▶ Job: Look through the material below. Copy each line that contains the string "Parkenheten".

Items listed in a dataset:
▽

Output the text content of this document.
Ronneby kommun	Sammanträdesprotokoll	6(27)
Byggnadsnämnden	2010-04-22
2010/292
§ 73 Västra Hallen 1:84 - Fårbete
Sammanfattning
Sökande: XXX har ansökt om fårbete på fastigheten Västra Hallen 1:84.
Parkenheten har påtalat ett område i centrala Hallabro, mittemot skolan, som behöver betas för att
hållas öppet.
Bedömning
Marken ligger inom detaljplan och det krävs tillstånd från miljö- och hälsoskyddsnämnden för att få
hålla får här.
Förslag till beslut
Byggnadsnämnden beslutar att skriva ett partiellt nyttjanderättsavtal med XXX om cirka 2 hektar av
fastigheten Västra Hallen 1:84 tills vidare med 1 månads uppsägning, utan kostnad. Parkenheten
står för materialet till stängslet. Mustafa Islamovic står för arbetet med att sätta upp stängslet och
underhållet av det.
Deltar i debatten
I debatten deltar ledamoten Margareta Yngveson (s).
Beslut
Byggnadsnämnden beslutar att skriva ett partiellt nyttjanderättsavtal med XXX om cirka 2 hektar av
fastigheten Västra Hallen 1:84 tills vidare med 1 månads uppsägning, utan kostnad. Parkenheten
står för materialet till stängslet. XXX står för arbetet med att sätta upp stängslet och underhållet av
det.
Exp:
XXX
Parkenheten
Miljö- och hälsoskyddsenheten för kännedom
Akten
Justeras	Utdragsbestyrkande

△

▶ Correct answer:
Parkenheten har påtalat ett område i centrala Hallabro, mittemot skolan, som behöver betas för att
fastigheten Västra Hallen 1:84 tills vidare med 1 månads uppsägning, utan kostnad. Parkenheten
fastigheten Västra Hallen 1:84 tills vidare med 1 månads uppsägning, utan kostnad. Parkenheten
Parkenheten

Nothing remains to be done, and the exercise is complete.